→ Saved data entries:
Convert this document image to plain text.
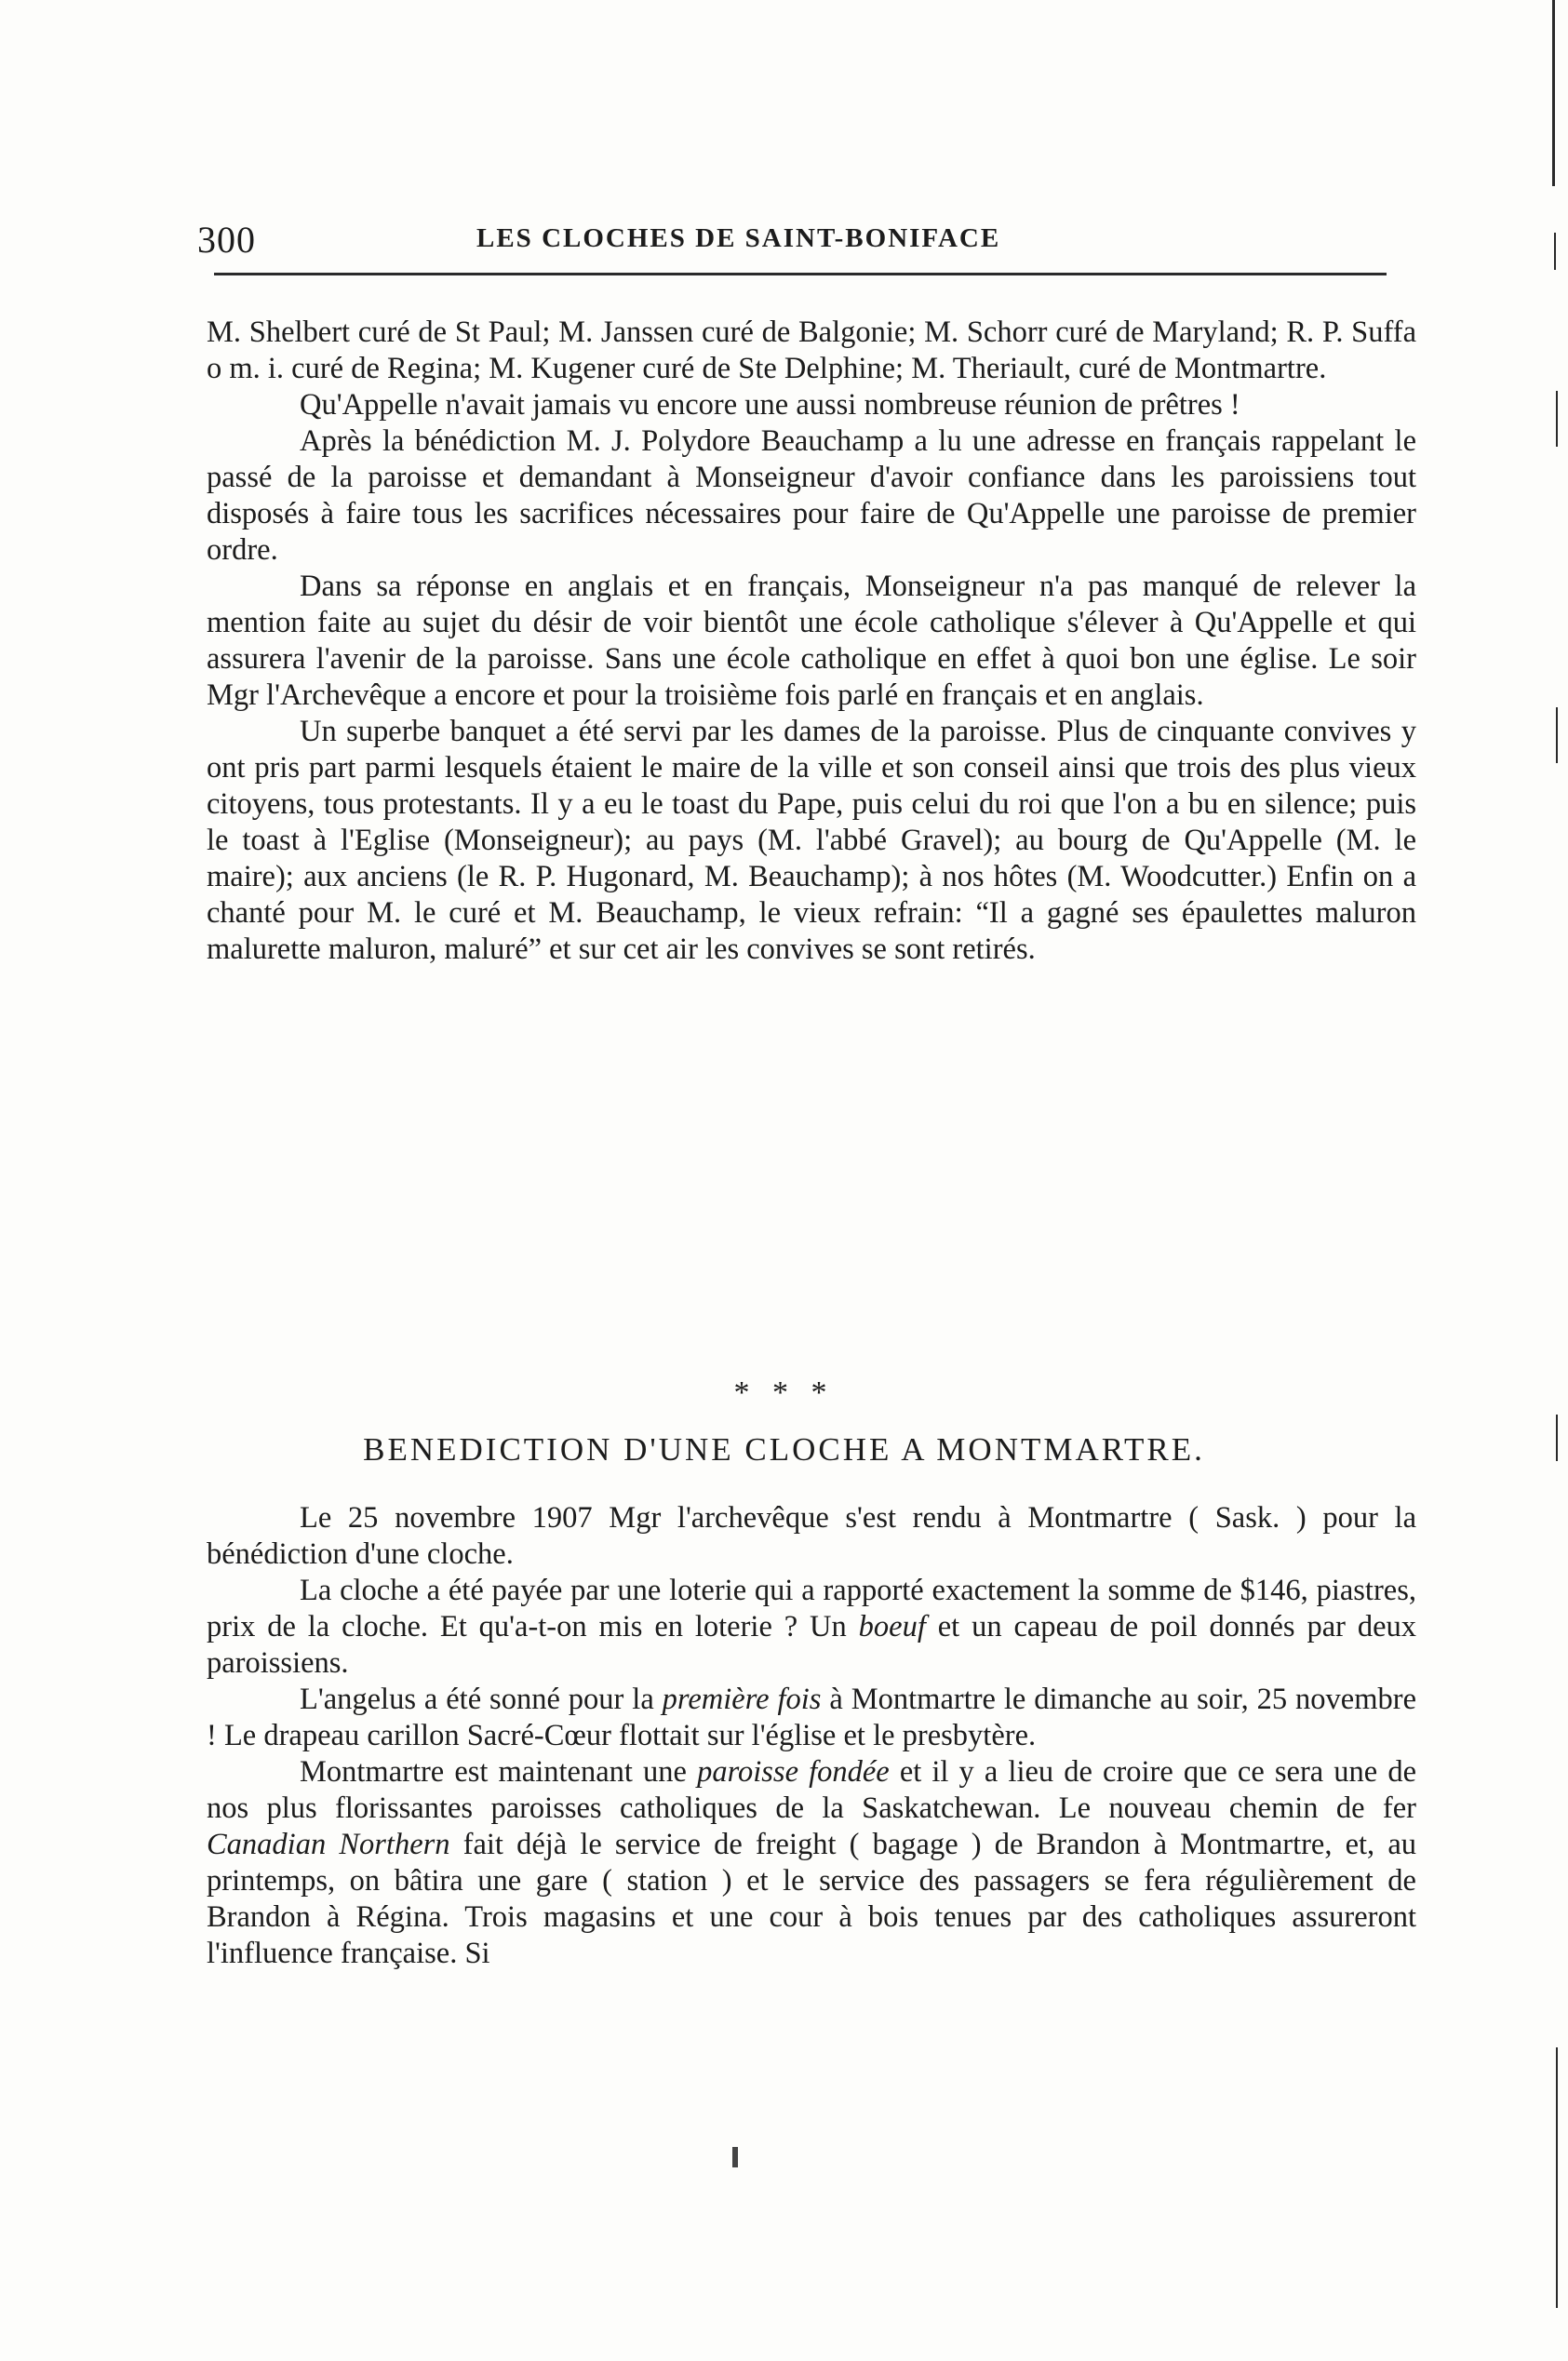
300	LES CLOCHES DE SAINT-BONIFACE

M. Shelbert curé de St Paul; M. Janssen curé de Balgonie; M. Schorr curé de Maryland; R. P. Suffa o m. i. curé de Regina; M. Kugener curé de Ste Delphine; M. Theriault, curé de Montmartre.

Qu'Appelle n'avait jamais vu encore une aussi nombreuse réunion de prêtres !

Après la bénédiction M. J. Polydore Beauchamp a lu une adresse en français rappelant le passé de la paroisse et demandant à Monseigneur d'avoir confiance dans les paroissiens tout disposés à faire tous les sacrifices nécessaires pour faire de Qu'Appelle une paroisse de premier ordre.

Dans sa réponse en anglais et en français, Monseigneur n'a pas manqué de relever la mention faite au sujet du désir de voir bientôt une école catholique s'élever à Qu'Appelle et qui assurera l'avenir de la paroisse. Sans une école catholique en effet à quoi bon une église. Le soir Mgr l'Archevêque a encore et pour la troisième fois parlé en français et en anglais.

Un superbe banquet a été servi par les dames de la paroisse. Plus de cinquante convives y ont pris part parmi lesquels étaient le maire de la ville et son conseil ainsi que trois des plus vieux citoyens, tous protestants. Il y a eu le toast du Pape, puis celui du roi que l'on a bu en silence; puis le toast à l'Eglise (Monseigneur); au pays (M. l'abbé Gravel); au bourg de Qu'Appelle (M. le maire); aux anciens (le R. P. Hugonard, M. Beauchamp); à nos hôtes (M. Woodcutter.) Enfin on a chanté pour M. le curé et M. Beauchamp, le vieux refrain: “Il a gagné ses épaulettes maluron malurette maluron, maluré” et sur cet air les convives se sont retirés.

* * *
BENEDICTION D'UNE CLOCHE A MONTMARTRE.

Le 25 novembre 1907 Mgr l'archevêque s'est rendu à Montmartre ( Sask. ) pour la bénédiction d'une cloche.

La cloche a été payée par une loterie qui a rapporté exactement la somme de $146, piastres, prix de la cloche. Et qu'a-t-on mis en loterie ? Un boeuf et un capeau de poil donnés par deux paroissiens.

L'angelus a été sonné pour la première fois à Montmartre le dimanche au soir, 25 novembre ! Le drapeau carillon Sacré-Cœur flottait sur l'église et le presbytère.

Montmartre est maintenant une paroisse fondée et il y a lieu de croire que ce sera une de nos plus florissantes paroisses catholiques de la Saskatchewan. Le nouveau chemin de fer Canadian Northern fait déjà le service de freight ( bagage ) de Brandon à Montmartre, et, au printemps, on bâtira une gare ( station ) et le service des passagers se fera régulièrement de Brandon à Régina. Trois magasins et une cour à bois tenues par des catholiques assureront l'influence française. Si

==

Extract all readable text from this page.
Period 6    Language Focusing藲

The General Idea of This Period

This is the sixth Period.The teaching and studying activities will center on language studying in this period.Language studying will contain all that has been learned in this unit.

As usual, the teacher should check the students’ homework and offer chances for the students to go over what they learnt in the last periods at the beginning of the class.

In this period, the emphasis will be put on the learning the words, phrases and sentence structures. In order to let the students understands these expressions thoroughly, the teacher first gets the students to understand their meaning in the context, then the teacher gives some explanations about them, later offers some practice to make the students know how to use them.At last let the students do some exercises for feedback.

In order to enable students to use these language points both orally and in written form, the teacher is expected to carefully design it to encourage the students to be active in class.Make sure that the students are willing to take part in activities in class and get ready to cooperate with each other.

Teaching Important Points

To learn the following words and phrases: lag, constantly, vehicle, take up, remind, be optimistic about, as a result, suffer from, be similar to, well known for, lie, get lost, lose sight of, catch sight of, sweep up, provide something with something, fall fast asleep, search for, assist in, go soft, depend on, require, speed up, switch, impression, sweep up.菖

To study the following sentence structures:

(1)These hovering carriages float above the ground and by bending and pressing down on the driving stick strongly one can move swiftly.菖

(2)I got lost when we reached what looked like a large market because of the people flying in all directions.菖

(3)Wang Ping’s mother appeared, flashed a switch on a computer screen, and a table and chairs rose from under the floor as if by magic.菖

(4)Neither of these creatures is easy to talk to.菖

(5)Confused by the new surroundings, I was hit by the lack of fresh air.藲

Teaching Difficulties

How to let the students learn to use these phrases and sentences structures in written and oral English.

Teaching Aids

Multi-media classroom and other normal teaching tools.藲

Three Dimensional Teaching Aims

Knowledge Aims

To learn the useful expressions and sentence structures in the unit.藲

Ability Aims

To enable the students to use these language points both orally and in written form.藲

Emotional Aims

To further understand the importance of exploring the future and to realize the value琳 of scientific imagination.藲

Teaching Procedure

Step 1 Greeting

* * *

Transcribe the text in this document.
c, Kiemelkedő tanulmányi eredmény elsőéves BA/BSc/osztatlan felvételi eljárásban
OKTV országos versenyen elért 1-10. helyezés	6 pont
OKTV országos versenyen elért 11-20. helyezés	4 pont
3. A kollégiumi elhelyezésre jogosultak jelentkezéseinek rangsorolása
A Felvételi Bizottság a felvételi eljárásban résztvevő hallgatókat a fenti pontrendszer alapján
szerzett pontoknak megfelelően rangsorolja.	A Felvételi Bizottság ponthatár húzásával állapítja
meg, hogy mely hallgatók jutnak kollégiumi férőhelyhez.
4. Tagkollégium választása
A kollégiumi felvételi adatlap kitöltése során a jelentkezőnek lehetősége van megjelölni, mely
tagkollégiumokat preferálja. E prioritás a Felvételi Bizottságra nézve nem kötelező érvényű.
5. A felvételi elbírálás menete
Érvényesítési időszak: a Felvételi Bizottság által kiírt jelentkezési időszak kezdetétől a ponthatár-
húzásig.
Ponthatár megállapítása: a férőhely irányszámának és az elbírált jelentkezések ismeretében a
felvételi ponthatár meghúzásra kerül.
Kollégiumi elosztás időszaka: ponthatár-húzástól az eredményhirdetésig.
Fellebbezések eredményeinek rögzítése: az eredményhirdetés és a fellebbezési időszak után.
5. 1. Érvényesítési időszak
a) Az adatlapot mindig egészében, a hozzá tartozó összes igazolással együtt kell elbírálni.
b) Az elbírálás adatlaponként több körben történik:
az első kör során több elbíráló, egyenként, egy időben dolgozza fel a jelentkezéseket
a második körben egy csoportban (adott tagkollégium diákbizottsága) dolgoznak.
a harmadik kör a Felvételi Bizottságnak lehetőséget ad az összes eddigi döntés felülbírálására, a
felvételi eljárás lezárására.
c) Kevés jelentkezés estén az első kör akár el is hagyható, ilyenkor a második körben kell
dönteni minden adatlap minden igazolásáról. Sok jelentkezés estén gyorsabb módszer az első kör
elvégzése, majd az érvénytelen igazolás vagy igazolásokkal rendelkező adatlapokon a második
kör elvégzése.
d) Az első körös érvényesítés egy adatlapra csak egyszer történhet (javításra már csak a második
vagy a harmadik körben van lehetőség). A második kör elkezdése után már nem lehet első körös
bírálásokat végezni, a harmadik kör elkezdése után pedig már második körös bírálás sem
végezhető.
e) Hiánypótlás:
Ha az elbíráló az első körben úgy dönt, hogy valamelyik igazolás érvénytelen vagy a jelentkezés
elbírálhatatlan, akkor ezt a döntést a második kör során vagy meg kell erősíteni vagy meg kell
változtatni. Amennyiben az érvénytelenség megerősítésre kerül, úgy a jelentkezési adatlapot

→ Written exercise: Show every line from the entries above in which "második" appears.

→ Result of the exercise:
a második körben egy csoportban (adott tagkollégium diákbizottsága) dolgoznak.
c) Kevés jelentkezés estén az első kör akár el is hagyható, ilyenkor a második körben kell
elvégzése, majd az érvénytelen igazolás vagy igazolásokkal rendelkező adatlapokon a második
d) Az első körös érvényesítés egy adatlapra csak egyszer történhet (javításra már csak a második
vagy a harmadik körben van lehetőség). A második kör elkezdése után már nem lehet első körös
bírálásokat végezni, a harmadik kör elkezdése után pedig már második körös bírálás sem
elbírálhatatlan, akkor ezt a döntést a második kör során vagy meg kell erősíteni vagy meg kell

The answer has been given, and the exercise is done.